→ **What to work on**: Make an exact copy of the entries, and keep any pictures out of it.

→ **Data provided**:
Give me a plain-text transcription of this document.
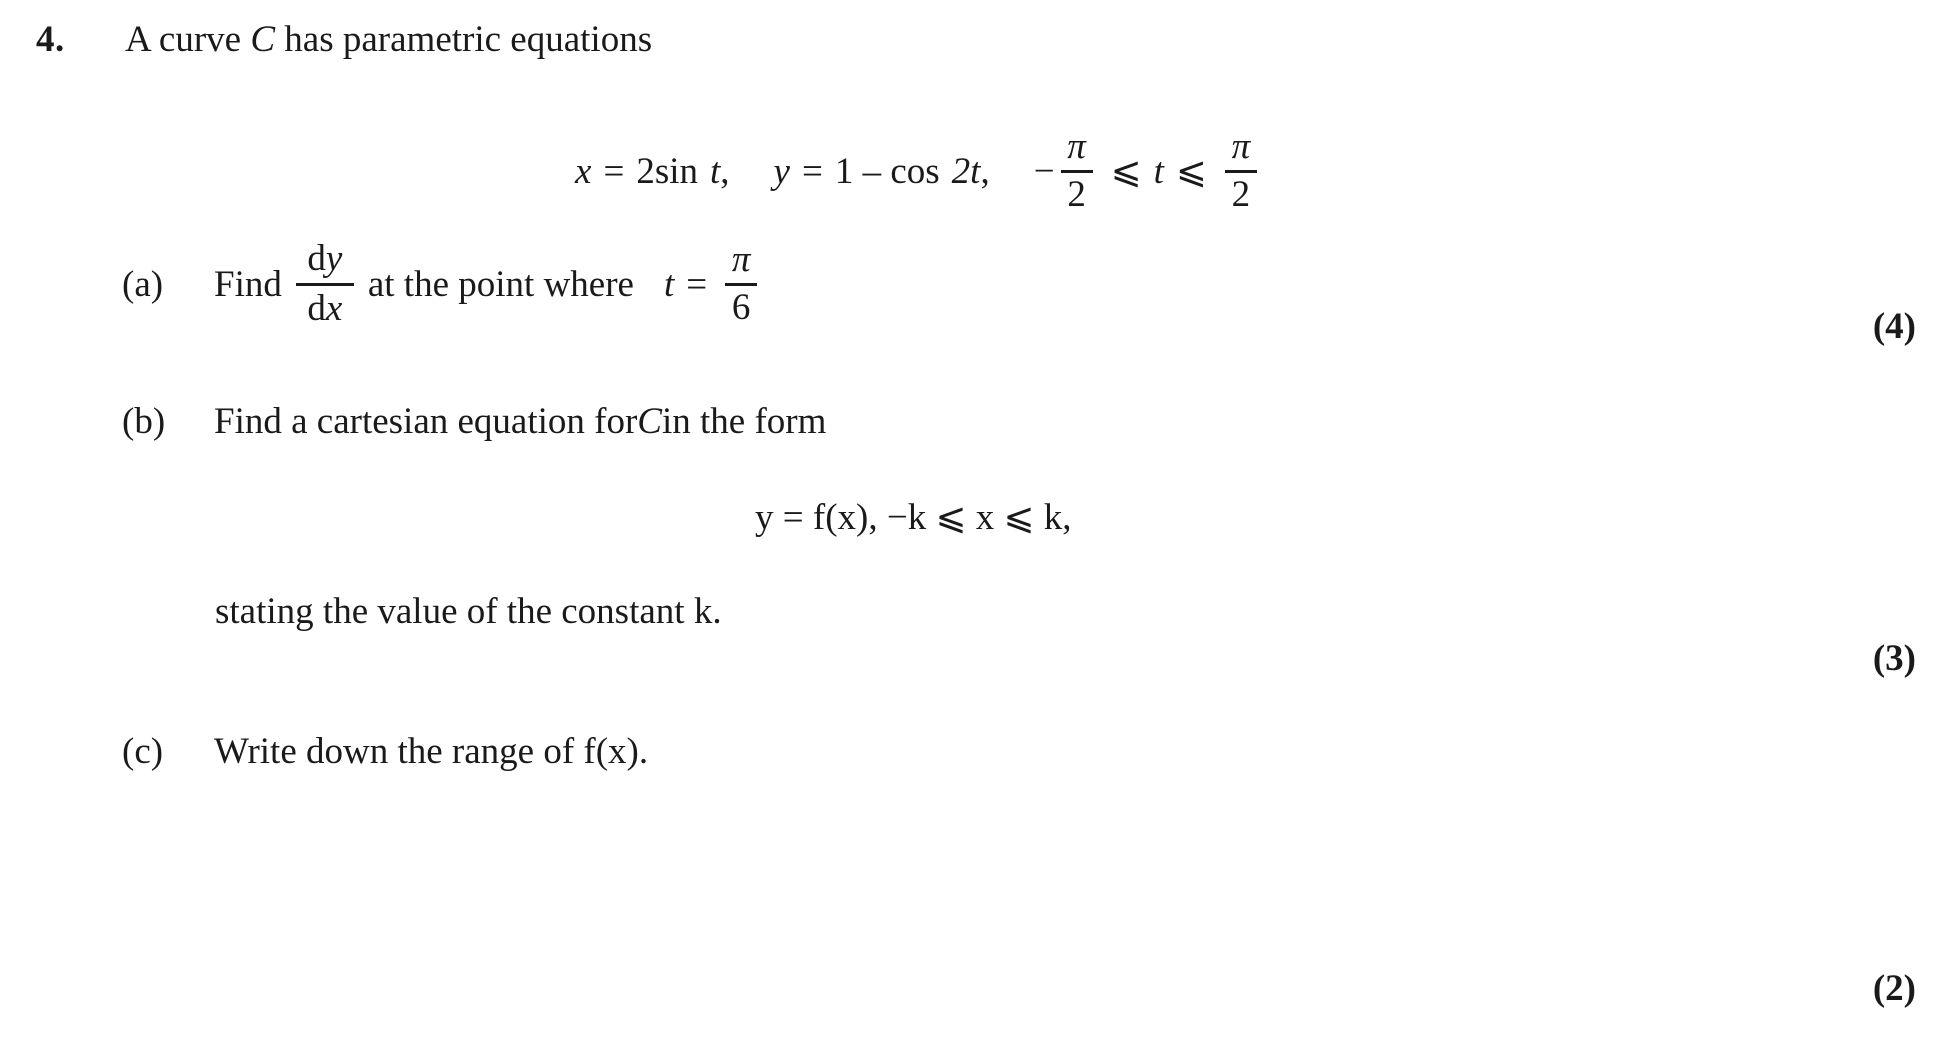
4. A curve C has parametric equations
x = 2sin t , y = 1 – cos 2t , − $\frac{\pi}{2}$ ⩽ t ⩽ $\frac{\pi}{2}$
(a)	Find $\frac{dy}{dx}$ at the point where $t = \frac{\pi}{6}$	(4)
(b)	Find a cartesian equation for C in the form
y = f(x), −k ⩽ x ⩽ k,
stating the value of the constant k.
(3)
(c)	Write down the range of f(x).
(2)
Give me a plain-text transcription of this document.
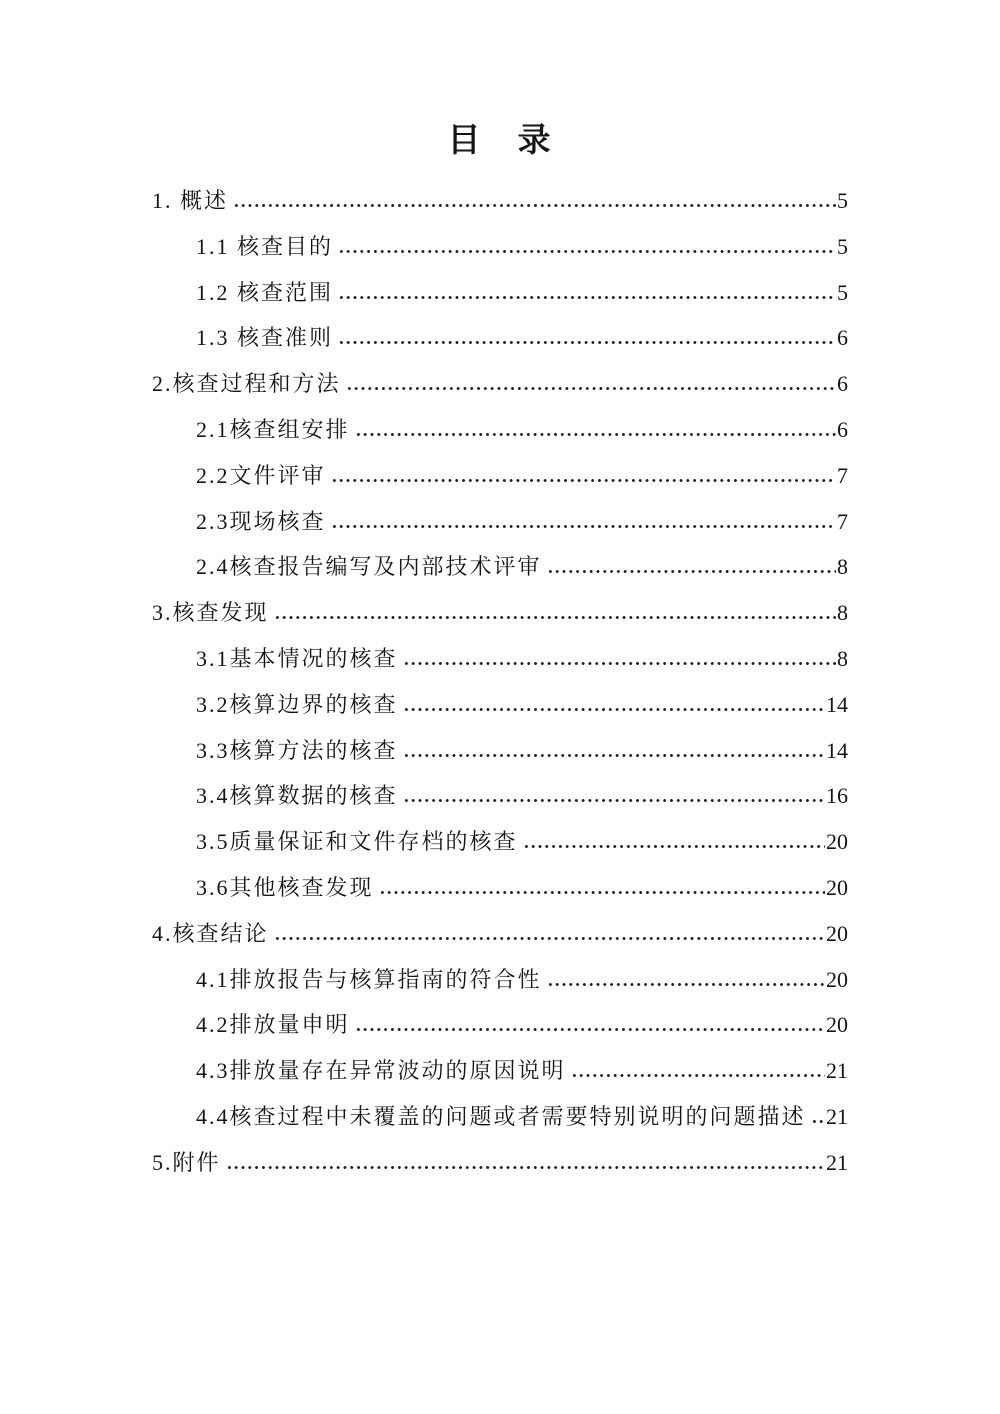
目　录
1. 概述	5
1.1 核查目的	5
1.2 核查范围	5
1.3 核查准则	6
2.核查过程和方法	6
2.1核查组安排	6
2.2文件评审	7
2.3现场核查	7
2.4核查报告编写及内部技术评审	8
3.核查发现	8
3.1基本情况的核查	8
3.2核算边界的核查	14
3.3核算方法的核查	14
3.4核算数据的核查	16
3.5质量保证和文件存档的核查	20
3.6其他核查发现	20
4.核查结论	20
4.1排放报告与核算指南的符合性	20
4.2排放量申明	20
4.3排放量存在异常波动的原因说明	21
4.4核查过程中未覆盖的问题或者需要特别说明的问题描述 21
5.附件	21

→ **The output**:
Give me a plain-text transcription of this document.
4. A curve C has parametric equations
x = 2sin t , y = 1 – cos 2t , − $\frac{\pi}{2}$ ⩽ t ⩽ $\frac{\pi}{2}$
(a)	Find $\frac{dy}{dx}$ at the point where $t = \frac{\pi}{6}$	(4)
(b)	Find a cartesian equation for C in the form
y = f(x), −k ⩽ x ⩽ k,
stating the value of the constant k.
(3)
(c)	Write down the range of f(x).
(2)
Give me a plain-text transcription of this document.
目　录
1. 概述	5
1.1 核查目的	5
1.2 核查范围	5
1.3 核查准则	6
2.核查过程和方法	6
2.1核查组安排	6
2.2文件评审	7
2.3现场核查	7
2.4核查报告编写及内部技术评审	8
3.核查发现	8
3.1基本情况的核查	8
3.2核算边界的核查	14
3.3核算方法的核查	14
3.4核算数据的核查	16
3.5质量保证和文件存档的核查	20
3.6其他核查发现	20
4.核查结论	20
4.1排放报告与核算指南的符合性	20
4.2排放量申明	20
4.3排放量存在异常波动的原因说明	21
4.4核查过程中未覆盖的问题或者需要特别说明的问题描述 21
5.附件	21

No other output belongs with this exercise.